**TASK**
Check every line of the entries for "devel", and copy the lines that hold it.

Stored data:
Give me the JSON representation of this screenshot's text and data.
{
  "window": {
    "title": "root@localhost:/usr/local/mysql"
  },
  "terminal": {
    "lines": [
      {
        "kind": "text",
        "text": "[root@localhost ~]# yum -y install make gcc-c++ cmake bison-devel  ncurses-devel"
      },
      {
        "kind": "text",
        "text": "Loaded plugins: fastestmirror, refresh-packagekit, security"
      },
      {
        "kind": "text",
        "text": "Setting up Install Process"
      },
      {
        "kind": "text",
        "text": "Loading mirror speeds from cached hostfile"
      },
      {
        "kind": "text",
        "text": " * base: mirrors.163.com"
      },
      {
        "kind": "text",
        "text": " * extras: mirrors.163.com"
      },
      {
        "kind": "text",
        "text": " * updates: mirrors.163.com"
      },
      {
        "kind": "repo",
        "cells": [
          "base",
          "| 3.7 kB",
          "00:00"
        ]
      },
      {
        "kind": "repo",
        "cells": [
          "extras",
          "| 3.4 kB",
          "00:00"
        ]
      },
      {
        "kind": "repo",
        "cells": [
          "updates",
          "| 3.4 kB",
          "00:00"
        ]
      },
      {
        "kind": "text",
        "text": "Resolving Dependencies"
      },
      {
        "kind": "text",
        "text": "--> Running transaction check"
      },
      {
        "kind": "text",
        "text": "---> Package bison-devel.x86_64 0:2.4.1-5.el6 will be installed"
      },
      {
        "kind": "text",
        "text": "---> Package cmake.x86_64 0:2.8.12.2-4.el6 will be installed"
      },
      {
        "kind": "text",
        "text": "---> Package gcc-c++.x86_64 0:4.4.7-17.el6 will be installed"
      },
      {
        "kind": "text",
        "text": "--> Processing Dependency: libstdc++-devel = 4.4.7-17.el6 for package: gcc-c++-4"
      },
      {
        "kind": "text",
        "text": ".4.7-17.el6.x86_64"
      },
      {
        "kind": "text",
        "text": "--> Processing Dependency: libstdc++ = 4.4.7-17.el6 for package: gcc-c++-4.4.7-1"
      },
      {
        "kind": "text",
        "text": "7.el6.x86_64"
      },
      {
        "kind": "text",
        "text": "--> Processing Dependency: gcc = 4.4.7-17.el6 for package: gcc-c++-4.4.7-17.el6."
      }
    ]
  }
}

...

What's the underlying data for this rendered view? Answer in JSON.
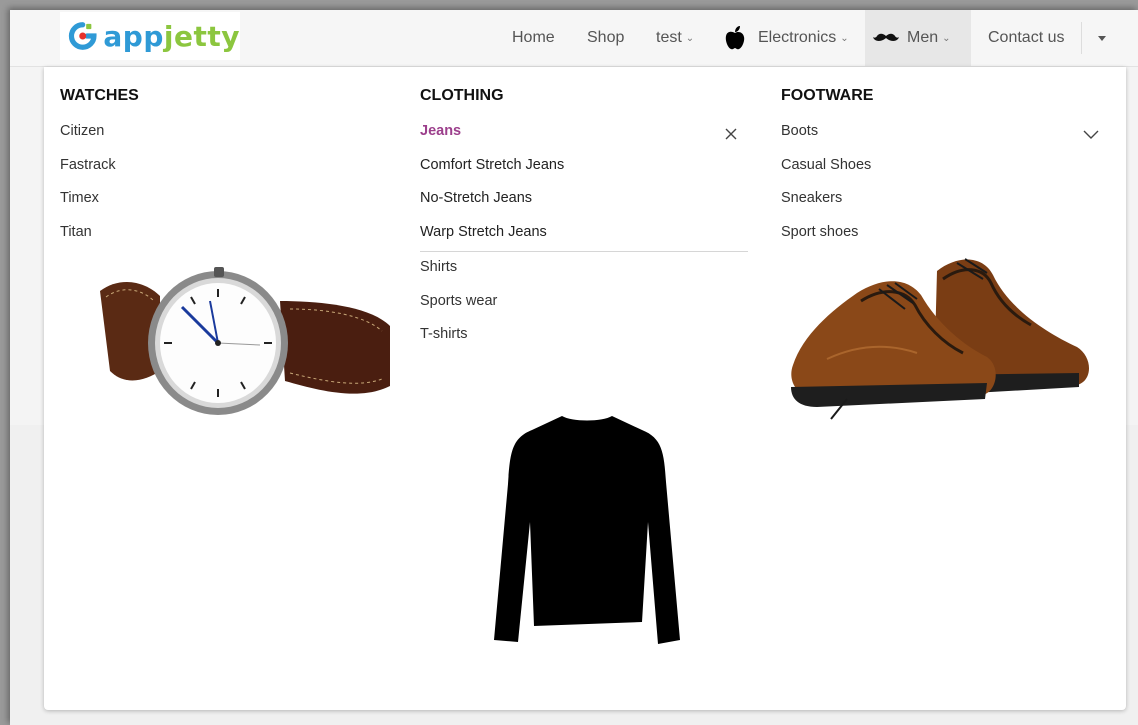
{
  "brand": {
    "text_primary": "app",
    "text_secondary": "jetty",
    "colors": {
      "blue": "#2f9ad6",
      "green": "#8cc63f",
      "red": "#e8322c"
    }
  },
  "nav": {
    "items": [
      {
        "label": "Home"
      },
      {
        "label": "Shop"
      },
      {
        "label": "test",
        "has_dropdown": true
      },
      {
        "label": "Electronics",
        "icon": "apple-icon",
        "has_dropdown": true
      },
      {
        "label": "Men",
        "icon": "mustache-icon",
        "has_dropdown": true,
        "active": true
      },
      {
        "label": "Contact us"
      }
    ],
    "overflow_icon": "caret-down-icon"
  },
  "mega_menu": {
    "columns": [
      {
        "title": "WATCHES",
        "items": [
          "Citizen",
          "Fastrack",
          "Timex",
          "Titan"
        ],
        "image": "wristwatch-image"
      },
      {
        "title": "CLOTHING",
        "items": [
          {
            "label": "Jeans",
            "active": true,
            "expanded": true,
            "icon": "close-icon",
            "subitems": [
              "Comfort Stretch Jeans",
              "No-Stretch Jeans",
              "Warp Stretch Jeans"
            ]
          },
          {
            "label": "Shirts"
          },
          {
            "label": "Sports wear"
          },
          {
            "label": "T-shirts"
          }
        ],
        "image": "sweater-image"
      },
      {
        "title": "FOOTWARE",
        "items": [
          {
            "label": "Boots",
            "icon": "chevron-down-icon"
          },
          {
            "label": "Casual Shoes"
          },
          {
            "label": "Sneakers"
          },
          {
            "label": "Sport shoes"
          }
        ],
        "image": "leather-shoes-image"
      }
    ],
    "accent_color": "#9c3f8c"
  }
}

**THE OUTPUT**
        "text": "[root@localhost ~]# yum -y install make gcc-c++ cmake bison-devel  ncurses-devel"
        "text": "---> Package bison-devel.x86_64 0:2.4.1-5.el6 will be installed"
        "text": "--> Processing Dependency: libstdc++-devel = 4.4.7-17.el6 for package: gcc-c++-4"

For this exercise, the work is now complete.